[Saved entries]
----------------------------------------

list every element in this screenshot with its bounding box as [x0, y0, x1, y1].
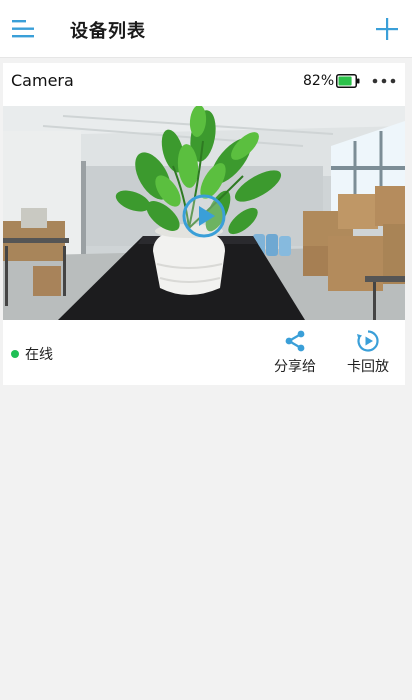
- battery-percent: 82%: [303, 73, 335, 89]
- status-text: 在线: [25, 347, 53, 363]
- more-options-button[interactable]: [371, 73, 397, 87]
- battery-indicator: 82%: [303, 71, 360, 91]
- share-label: 分享给: [274, 359, 316, 375]
- device-status: 在线: [11, 344, 53, 364]
- camera-preview[interactable]: [3, 106, 405, 320]
- plus-icon: [376, 18, 398, 40]
- card-playback-button[interactable]: 卡回放: [340, 329, 396, 375]
- menu-icon[interactable]: [12, 18, 36, 40]
- device-card[interactable]: Camera 82% 在线 分享给 卡回放: [3, 63, 405, 385]
- page-title: 设备列表: [70, 21, 146, 42]
- playback-label: 卡回放: [347, 359, 389, 375]
- online-dot-icon: [11, 350, 19, 358]
- more-dots-icon: [372, 78, 396, 84]
- share-icon: [285, 330, 305, 352]
- add-device-button[interactable]: [375, 17, 399, 41]
- battery-icon: [336, 74, 360, 88]
- device-name: Camera: [11, 71, 74, 90]
- top-bar: 设备列表: [0, 0, 412, 58]
- play-button[interactable]: [182, 194, 226, 238]
- playback-icon: [357, 330, 379, 352]
- play-icon: [182, 194, 226, 238]
- share-button[interactable]: 分享给: [267, 329, 323, 375]
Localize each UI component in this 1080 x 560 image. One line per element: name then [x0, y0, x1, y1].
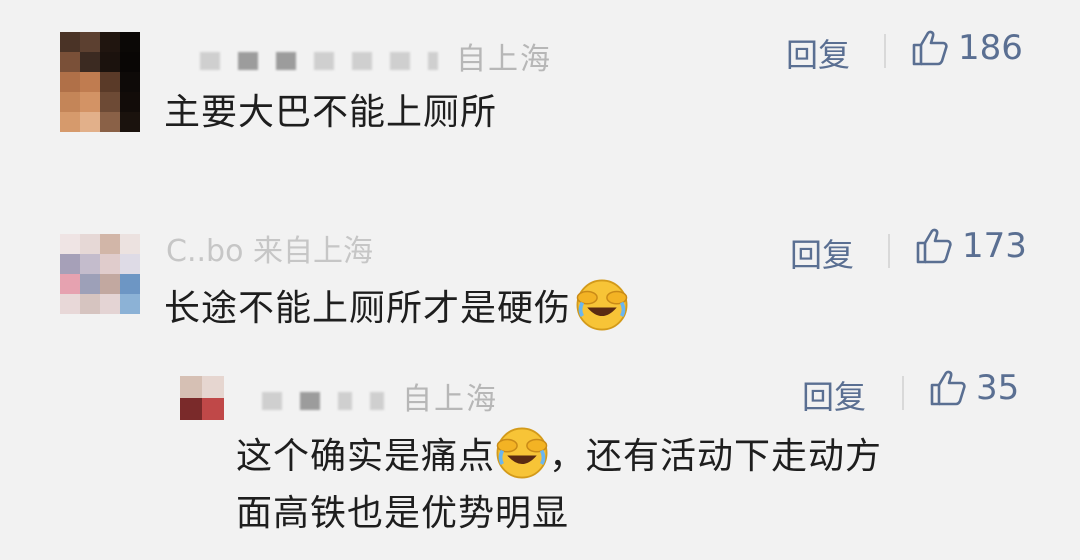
- redacted-name: [300, 391, 320, 410]
- comment-text-part1: 这个确实是痛点: [236, 436, 496, 477]
- comment-text: 长途不能上厕所才是硬伤: [164, 278, 629, 337]
- redacted-name: [262, 391, 282, 410]
- redacted-name: [370, 391, 384, 410]
- face-with-tears-of-joy-covering-eyes-icon: [496, 427, 548, 479]
- redacted-name: [352, 51, 372, 70]
- comment-text: 这个确实是痛点 ，还有活动下走动方 面高铁也是优势明显: [236, 426, 1036, 542]
- like-count: 186: [958, 28, 1023, 68]
- comment-text-line2: 面高铁也是优势明显: [236, 493, 570, 534]
- redacted-name: [390, 51, 410, 70]
- location-label: 自上海: [402, 382, 498, 417]
- comment-item: 自上海 回复 186 主要大巴不能上厕所: [0, 0, 1080, 200]
- redacted-name: [314, 51, 334, 70]
- divider: [888, 234, 890, 268]
- reply-button[interactable]: 回复: [786, 30, 850, 76]
- like-count: 173: [962, 226, 1027, 266]
- commenter-name-location: 自上海: [262, 374, 498, 418]
- like-button[interactable]: 173: [914, 226, 1027, 266]
- comment-text-body: 长途不能上厕所才是硬伤: [164, 288, 572, 329]
- commenter-name-location: 自上海: [200, 34, 552, 78]
- reply-button[interactable]: 回复: [802, 372, 866, 418]
- avatar[interactable]: [60, 32, 140, 132]
- redacted-name: [238, 51, 258, 70]
- thumbs-up-icon: [916, 228, 952, 264]
- divider: [902, 376, 904, 410]
- like-count: 35: [976, 368, 1020, 408]
- comment-text-part2: ，还有活动下走动方: [549, 436, 883, 477]
- like-button[interactable]: 35: [928, 368, 1019, 408]
- redacted-name: [428, 51, 438, 70]
- redacted-name: [200, 51, 220, 70]
- reply-comment-item: 自上海 回复 35 这个确实是痛点 ，还有活动下走动方 面高铁也是优势明显: [0, 360, 1080, 560]
- thumbs-up-icon: [912, 30, 948, 66]
- reply-button[interactable]: 回复: [790, 230, 854, 276]
- comment-text: 主要大巴不能上厕所: [164, 92, 498, 133]
- like-button[interactable]: 186: [910, 28, 1023, 68]
- avatar[interactable]: [180, 376, 224, 420]
- face-with-tears-of-joy-covering-eyes-icon: [576, 279, 628, 331]
- avatar[interactable]: [60, 234, 140, 314]
- commenter-name-location: C..bo 来自上海: [166, 234, 373, 269]
- comment-item: C..bo 来自上海 回复 173 长途不能上厕所才是硬伤: [0, 200, 1080, 360]
- redacted-name: [276, 51, 296, 70]
- divider: [884, 34, 886, 68]
- redacted-name: [338, 391, 352, 410]
- thumbs-up-icon: [930, 370, 966, 406]
- location-label: 自上海: [456, 42, 552, 77]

----------------------------------------

## GIVEN REQUEST:
Write out every line of the saved entries above, unchanged, leaving out the pictures.

## TASK RESPONSE:
list every element in this screenshot with its bounding box as [x0, y0, x1, y1].
- battery-percent: 82%: [303, 73, 335, 89]
- status-text: 在线: [25, 347, 53, 363]
- more-options-button[interactable]: [371, 73, 397, 87]
- battery-indicator: 82%: [303, 71, 360, 91]
- share-label: 分享给: [274, 359, 316, 375]
- device-status: 在线: [11, 344, 53, 364]
- camera-preview[interactable]: [3, 106, 405, 320]
- plus-icon: [376, 18, 398, 40]
- card-playback-button[interactable]: 卡回放: [340, 329, 396, 375]
- menu-icon[interactable]: [12, 18, 36, 40]
- device-card[interactable]: Camera 82% 在线 分享给 卡回放: [3, 63, 405, 385]
- page-title: 设备列表: [70, 21, 146, 42]
- playback-label: 卡回放: [347, 359, 389, 375]
- online-dot-icon: [11, 350, 19, 358]
- more-dots-icon: [372, 78, 396, 84]
- share-icon: [285, 330, 305, 352]
- add-device-button[interactable]: [375, 17, 399, 41]
- battery-icon: [336, 74, 360, 88]
- device-name: Camera: [11, 71, 74, 90]
- top-bar: 设备列表: [0, 0, 412, 58]
- play-button[interactable]: [182, 194, 226, 238]
- playback-icon: [357, 330, 379, 352]
- play-icon: [182, 194, 226, 238]
- share-button[interactable]: 分享给: [267, 329, 323, 375]
Localize each UI component in this 1080 x 560 image. One line per element: name then [x0, y0, x1, y1].
- redacted-name: [300, 391, 320, 410]
- comment-text-part1: 这个确实是痛点: [236, 436, 496, 477]
- comment-text: 长途不能上厕所才是硬伤: [164, 278, 629, 337]
- redacted-name: [262, 391, 282, 410]
- redacted-name: [370, 391, 384, 410]
- face-with-tears-of-joy-covering-eyes-icon: [496, 427, 548, 479]
- redacted-name: [352, 51, 372, 70]
- comment-text: 这个确实是痛点 ，还有活动下走动方 面高铁也是优势明显: [236, 426, 1036, 542]
- like-count: 186: [958, 28, 1023, 68]
- comment-text-line2: 面高铁也是优势明显: [236, 493, 570, 534]
- redacted-name: [390, 51, 410, 70]
- location-label: 自上海: [402, 382, 498, 417]
- comment-item: 自上海 回复 186 主要大巴不能上厕所: [0, 0, 1080, 200]
- redacted-name: [314, 51, 334, 70]
- divider: [888, 234, 890, 268]
- reply-button[interactable]: 回复: [786, 30, 850, 76]
- like-count: 173: [962, 226, 1027, 266]
- commenter-name-location: 自上海: [262, 374, 498, 418]
- like-button[interactable]: 173: [914, 226, 1027, 266]
- comment-text-body: 长途不能上厕所才是硬伤: [164, 288, 572, 329]
- commenter-name-location: 自上海: [200, 34, 552, 78]
- reply-button[interactable]: 回复: [802, 372, 866, 418]
- avatar[interactable]: [60, 32, 140, 132]
- redacted-name: [238, 51, 258, 70]
- thumbs-up-icon: [916, 228, 952, 264]
- divider: [902, 376, 904, 410]
- like-count: 35: [976, 368, 1020, 408]
- comment-text-part2: ，还有活动下走动方: [549, 436, 883, 477]
- like-button[interactable]: 35: [928, 368, 1019, 408]
- redacted-name: [428, 51, 438, 70]
- redacted-name: [200, 51, 220, 70]
- reply-comment-item: 自上海 回复 35 这个确实是痛点 ，还有活动下走动方 面高铁也是优势明显: [0, 360, 1080, 560]
- thumbs-up-icon: [912, 30, 948, 66]
- reply-button[interactable]: 回复: [790, 230, 854, 276]
- comment-text: 主要大巴不能上厕所: [164, 92, 498, 133]
- like-button[interactable]: 186: [910, 28, 1023, 68]
- avatar[interactable]: [180, 376, 224, 420]
- face-with-tears-of-joy-covering-eyes-icon: [576, 279, 628, 331]
- avatar[interactable]: [60, 234, 140, 314]
- commenter-name-location: C..bo 来自上海: [166, 234, 373, 269]
- comment-item: C..bo 来自上海 回复 173 长途不能上厕所才是硬伤: [0, 200, 1080, 360]
- redacted-name: [276, 51, 296, 70]
- divider: [884, 34, 886, 68]
- redacted-name: [338, 391, 352, 410]
- thumbs-up-icon: [930, 370, 966, 406]
- location-label: 自上海: [456, 42, 552, 77]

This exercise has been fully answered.